§ **THE TASK**
Lines that hold the string "camera" are to be counted; give only their number.

++++ SOURCE MATERIAL

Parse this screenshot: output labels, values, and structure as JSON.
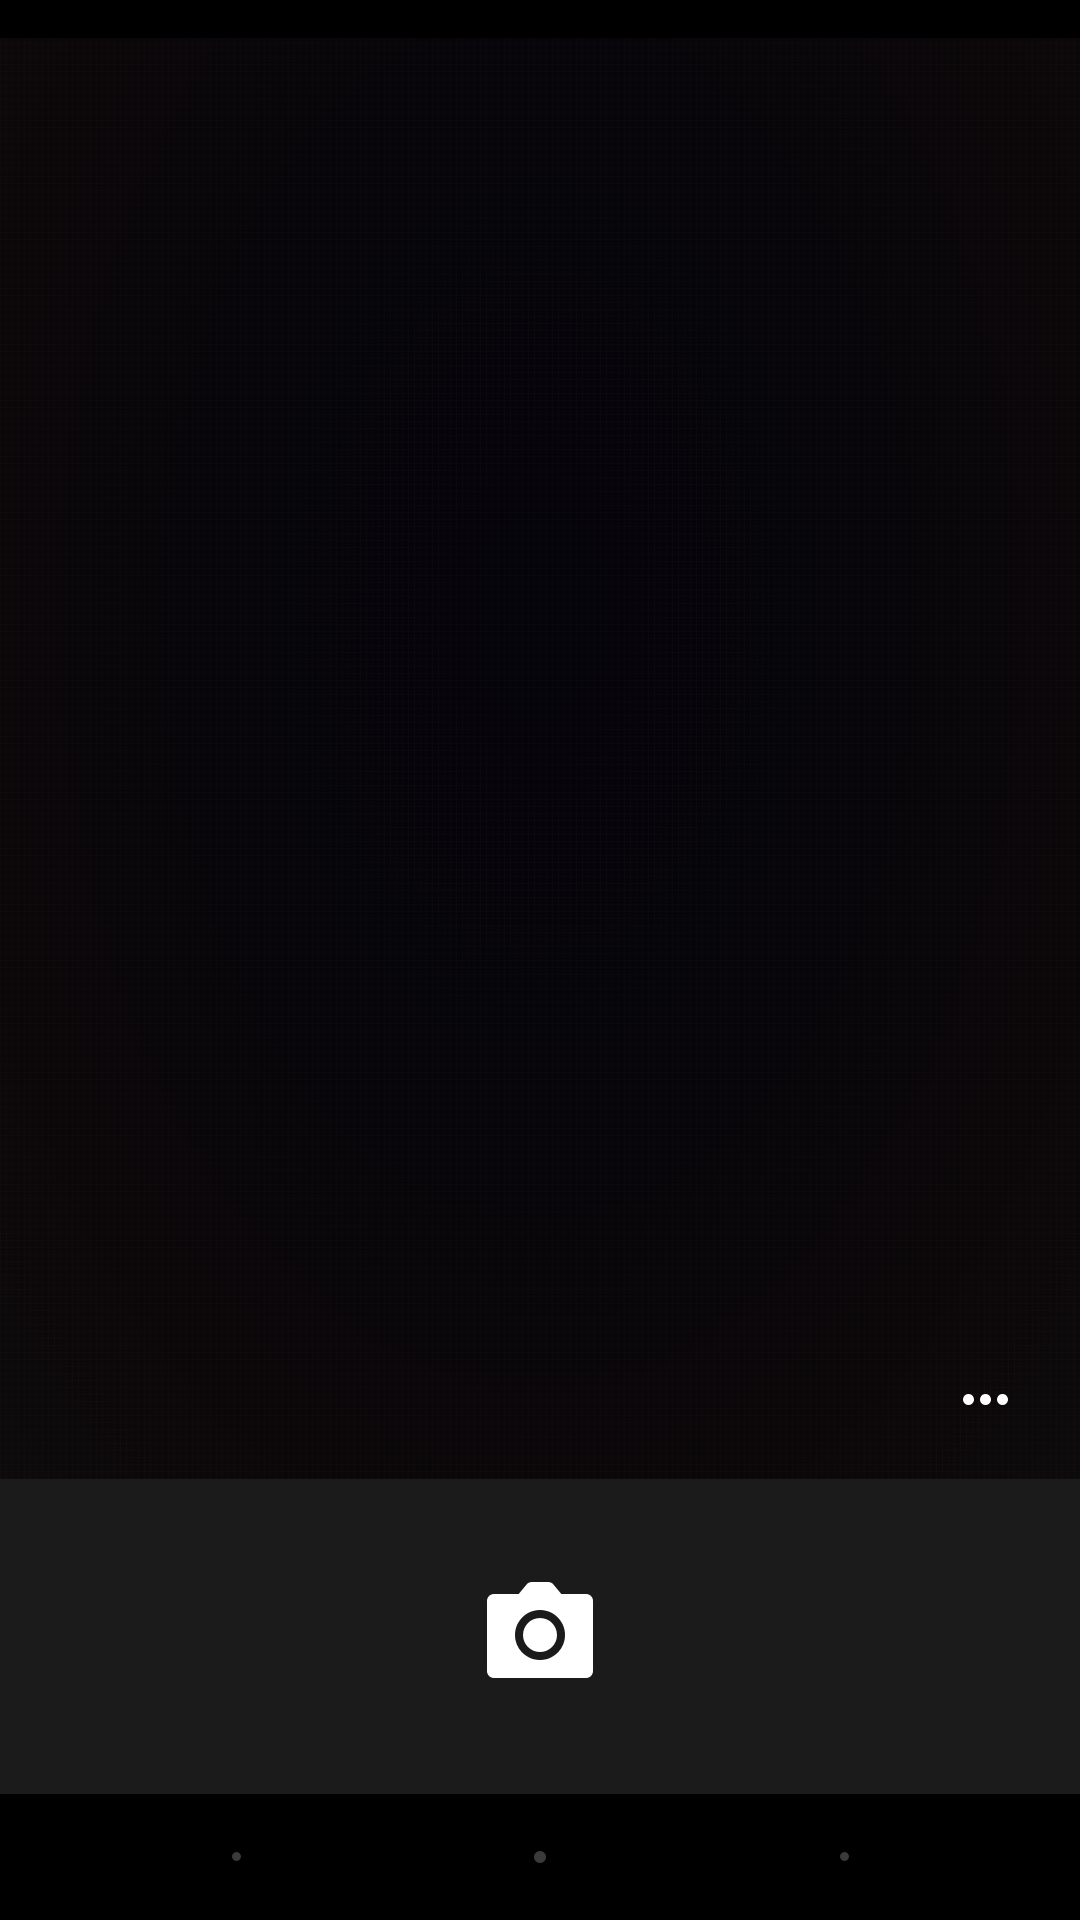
{
  "app": {
    "screen": "camera"
  },
  "colors": {
    "viewfinder_background": "#060509",
    "control_bar_background": "#1b1b1b",
    "icon_color": "#ffffff",
    "nav_dot_color": "#3a3a3a"
  },
  "viewfinder": {
    "more_options_icon": "more-horizontal-icon"
  },
  "controls": {
    "shutter_icon": "camera-icon"
  },
  "navigation": {
    "back_icon": "nav-back-dot-icon",
    "home_icon": "nav-home-dot-icon",
    "recents_icon": "nav-recents-dot-icon"
  }
}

++++++++

§ **SOLUTION BELOW**
2